**Task**. Count how many lines of the data include "regression". The answer is that number and nothing else.

───── Records ─────

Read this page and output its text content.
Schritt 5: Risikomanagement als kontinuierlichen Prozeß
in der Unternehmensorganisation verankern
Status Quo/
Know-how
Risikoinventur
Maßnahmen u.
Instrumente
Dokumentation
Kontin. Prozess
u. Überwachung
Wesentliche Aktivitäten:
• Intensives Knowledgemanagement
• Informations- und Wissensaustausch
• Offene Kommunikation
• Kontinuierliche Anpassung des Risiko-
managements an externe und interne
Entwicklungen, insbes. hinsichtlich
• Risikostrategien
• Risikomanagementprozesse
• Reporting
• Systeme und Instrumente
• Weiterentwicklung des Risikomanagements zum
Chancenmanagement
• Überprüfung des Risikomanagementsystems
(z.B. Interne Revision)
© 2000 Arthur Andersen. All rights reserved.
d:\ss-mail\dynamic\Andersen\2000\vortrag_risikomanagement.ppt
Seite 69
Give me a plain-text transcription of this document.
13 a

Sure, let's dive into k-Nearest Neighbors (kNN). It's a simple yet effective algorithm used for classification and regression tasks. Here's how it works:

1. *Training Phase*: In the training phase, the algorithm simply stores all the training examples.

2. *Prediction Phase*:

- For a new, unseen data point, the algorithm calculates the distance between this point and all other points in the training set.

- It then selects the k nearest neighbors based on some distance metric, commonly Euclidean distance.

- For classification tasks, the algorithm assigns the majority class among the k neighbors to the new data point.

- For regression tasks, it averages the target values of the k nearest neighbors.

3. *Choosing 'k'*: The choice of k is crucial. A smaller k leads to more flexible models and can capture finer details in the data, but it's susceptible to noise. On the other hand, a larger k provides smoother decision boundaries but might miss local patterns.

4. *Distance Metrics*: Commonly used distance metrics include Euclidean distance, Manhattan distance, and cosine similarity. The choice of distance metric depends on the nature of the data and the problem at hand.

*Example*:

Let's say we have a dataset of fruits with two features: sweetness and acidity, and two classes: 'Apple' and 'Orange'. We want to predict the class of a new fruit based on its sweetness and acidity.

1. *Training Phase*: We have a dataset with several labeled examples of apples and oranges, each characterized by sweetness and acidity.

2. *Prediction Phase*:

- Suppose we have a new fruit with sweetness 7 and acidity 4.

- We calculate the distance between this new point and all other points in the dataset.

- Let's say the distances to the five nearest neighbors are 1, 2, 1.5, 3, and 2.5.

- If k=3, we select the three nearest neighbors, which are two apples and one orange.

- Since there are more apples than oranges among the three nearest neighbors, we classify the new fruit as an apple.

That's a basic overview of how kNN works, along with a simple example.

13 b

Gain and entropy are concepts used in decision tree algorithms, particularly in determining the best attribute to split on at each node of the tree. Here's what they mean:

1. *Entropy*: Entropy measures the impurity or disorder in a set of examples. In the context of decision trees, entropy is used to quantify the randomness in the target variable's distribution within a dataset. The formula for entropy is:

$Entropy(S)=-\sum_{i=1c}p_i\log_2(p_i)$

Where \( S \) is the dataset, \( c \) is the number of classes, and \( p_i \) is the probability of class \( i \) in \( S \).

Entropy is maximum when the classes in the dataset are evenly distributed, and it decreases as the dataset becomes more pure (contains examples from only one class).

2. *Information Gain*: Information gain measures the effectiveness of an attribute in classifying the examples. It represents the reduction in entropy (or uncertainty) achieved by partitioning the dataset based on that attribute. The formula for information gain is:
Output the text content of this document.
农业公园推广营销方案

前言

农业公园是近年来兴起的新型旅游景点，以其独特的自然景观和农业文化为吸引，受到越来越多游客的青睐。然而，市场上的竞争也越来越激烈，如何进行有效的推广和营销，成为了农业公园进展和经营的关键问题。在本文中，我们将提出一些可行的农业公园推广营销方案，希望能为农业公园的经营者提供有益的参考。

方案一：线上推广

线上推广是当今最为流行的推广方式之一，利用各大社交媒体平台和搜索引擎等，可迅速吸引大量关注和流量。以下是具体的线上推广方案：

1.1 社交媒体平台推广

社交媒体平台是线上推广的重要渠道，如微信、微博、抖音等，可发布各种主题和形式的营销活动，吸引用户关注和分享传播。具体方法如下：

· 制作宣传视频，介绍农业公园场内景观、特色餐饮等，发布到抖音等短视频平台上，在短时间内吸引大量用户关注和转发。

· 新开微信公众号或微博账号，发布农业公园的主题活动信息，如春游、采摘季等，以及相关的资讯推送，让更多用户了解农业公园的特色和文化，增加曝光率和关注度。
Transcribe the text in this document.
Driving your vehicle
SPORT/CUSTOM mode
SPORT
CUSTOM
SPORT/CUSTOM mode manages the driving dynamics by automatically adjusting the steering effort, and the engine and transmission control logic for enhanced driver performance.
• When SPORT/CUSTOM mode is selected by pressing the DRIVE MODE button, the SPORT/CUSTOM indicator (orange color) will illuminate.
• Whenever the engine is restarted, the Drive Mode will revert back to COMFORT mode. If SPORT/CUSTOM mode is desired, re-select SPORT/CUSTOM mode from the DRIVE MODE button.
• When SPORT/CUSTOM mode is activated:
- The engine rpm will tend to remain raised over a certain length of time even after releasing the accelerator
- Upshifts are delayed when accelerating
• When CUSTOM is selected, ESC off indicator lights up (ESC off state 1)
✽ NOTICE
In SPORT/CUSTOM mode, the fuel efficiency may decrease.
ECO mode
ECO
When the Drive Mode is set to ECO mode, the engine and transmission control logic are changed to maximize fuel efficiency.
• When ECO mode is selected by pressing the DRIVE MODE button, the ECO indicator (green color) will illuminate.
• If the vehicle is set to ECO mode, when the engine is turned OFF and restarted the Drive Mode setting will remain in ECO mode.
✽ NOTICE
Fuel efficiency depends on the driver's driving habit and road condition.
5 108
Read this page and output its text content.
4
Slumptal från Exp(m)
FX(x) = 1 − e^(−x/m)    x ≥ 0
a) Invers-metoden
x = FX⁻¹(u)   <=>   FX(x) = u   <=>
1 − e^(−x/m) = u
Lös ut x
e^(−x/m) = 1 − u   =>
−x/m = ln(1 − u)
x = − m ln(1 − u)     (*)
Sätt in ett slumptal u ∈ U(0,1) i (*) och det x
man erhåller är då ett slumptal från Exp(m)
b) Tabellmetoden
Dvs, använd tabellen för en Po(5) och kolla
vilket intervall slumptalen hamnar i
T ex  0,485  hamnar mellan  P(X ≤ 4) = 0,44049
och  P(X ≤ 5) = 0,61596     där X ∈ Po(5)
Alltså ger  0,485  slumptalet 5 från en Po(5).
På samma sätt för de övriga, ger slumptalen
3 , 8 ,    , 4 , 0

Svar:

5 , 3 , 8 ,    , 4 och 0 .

─────

**Response**. 2